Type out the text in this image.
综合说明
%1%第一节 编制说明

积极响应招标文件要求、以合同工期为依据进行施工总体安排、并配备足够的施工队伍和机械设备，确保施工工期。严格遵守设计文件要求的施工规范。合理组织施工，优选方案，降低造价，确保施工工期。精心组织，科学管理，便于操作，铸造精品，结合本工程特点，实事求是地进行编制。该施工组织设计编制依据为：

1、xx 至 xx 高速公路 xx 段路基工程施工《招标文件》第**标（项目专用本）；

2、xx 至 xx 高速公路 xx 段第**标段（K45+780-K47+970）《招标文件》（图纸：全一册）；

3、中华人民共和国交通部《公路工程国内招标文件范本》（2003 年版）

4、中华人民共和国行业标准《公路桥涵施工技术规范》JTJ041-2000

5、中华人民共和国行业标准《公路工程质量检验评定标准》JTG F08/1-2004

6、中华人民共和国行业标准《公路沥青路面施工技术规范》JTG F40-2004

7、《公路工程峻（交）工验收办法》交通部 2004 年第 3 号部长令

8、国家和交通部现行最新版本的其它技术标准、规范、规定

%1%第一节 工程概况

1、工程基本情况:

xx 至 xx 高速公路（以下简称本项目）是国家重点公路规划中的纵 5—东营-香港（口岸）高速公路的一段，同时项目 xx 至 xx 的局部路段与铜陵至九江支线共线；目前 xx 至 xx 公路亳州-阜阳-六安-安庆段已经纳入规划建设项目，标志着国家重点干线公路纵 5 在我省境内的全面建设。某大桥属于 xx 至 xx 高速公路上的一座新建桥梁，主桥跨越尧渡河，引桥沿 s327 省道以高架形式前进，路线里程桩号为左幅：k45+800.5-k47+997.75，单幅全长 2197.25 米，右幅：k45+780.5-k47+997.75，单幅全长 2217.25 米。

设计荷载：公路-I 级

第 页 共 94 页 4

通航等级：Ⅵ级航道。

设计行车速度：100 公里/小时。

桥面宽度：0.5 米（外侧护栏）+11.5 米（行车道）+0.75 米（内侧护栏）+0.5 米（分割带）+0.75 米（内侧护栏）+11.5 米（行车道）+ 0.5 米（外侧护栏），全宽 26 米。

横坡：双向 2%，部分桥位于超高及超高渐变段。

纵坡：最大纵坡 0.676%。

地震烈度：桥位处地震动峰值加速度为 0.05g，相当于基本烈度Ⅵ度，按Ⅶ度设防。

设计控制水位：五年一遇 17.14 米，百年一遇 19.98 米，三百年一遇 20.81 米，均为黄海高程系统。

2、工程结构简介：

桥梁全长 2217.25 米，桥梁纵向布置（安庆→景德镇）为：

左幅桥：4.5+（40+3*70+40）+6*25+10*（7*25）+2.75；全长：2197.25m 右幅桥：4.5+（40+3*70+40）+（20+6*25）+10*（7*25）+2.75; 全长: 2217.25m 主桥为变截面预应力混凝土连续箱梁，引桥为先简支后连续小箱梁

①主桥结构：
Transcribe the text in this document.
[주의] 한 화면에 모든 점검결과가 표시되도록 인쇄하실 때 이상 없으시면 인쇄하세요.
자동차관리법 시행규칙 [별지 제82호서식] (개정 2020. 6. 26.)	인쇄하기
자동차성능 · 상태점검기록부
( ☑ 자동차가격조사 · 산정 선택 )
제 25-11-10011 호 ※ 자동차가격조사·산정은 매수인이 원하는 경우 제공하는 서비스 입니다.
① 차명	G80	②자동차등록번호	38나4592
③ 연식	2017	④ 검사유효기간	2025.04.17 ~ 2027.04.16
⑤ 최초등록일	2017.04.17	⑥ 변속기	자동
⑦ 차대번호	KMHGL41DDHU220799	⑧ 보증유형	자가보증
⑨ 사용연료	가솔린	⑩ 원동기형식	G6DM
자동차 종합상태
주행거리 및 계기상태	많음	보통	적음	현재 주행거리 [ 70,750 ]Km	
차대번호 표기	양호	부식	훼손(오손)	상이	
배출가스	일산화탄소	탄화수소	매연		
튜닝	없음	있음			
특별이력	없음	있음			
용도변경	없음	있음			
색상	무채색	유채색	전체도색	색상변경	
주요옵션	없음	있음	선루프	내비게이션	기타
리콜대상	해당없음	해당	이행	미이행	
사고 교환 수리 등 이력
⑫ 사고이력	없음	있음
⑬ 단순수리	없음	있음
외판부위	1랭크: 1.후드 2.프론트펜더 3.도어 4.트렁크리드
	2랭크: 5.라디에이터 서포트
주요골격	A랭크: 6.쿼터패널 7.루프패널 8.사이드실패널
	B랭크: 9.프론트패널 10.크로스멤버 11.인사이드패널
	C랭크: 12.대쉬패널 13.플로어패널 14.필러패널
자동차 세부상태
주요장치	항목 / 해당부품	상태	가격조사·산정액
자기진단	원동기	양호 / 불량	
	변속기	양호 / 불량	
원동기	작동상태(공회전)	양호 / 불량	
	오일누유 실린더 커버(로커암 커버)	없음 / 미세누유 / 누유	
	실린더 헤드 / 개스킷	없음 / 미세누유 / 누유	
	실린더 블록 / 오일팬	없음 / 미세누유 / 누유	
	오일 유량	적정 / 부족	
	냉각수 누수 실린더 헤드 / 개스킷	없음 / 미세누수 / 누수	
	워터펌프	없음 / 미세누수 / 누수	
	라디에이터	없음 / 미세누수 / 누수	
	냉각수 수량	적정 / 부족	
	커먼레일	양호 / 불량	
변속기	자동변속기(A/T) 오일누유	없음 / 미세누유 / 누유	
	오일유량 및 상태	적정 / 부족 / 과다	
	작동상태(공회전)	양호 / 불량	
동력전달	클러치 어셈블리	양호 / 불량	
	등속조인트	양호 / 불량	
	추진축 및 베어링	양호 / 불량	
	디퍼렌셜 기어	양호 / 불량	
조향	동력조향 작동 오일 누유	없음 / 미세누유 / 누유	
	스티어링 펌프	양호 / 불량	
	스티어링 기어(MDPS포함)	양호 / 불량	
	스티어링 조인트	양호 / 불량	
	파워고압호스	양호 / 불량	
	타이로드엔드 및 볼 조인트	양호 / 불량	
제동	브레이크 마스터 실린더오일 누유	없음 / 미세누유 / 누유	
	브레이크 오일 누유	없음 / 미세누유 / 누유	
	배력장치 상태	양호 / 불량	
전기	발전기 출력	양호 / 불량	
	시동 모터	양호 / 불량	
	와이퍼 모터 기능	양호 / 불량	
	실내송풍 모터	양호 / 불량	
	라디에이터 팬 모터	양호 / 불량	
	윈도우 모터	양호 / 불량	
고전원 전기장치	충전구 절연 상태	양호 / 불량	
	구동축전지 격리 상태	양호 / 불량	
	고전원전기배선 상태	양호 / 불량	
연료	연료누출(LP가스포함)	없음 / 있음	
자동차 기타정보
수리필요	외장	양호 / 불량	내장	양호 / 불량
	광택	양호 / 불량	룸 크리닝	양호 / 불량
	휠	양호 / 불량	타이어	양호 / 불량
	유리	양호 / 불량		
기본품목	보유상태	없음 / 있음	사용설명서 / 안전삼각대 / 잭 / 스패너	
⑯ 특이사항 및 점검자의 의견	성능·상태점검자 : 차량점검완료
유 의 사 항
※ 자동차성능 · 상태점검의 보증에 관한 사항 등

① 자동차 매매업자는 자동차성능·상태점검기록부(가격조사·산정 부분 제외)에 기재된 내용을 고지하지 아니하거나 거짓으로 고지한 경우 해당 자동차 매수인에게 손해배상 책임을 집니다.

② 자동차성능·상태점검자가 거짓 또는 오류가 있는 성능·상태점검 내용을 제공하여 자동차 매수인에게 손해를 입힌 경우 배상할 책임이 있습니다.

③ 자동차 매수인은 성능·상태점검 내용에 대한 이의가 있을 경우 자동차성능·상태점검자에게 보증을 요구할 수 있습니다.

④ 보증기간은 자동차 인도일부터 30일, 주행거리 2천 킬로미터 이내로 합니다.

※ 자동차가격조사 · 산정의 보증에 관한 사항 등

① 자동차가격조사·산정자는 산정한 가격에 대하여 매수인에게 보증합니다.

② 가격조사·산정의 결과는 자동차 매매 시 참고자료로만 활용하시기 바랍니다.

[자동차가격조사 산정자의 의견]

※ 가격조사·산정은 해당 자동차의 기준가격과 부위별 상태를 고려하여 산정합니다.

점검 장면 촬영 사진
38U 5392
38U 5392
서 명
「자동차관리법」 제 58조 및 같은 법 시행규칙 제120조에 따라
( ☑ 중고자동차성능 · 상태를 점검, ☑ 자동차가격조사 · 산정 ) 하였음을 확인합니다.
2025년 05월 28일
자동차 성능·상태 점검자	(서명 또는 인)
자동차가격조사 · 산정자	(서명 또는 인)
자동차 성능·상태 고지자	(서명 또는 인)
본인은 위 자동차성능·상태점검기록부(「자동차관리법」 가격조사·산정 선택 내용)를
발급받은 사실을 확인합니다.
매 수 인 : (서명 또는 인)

⁂

**Task details:** Copy out all lines from the material above that contain the string "브레이크".

**Solution for this exercise:**
제동	브레이크 마스터 실린더오일 누유	없음 / 미세누유 / 누유	
	브레이크 오일 누유	없음 / 미세누유 / 누유	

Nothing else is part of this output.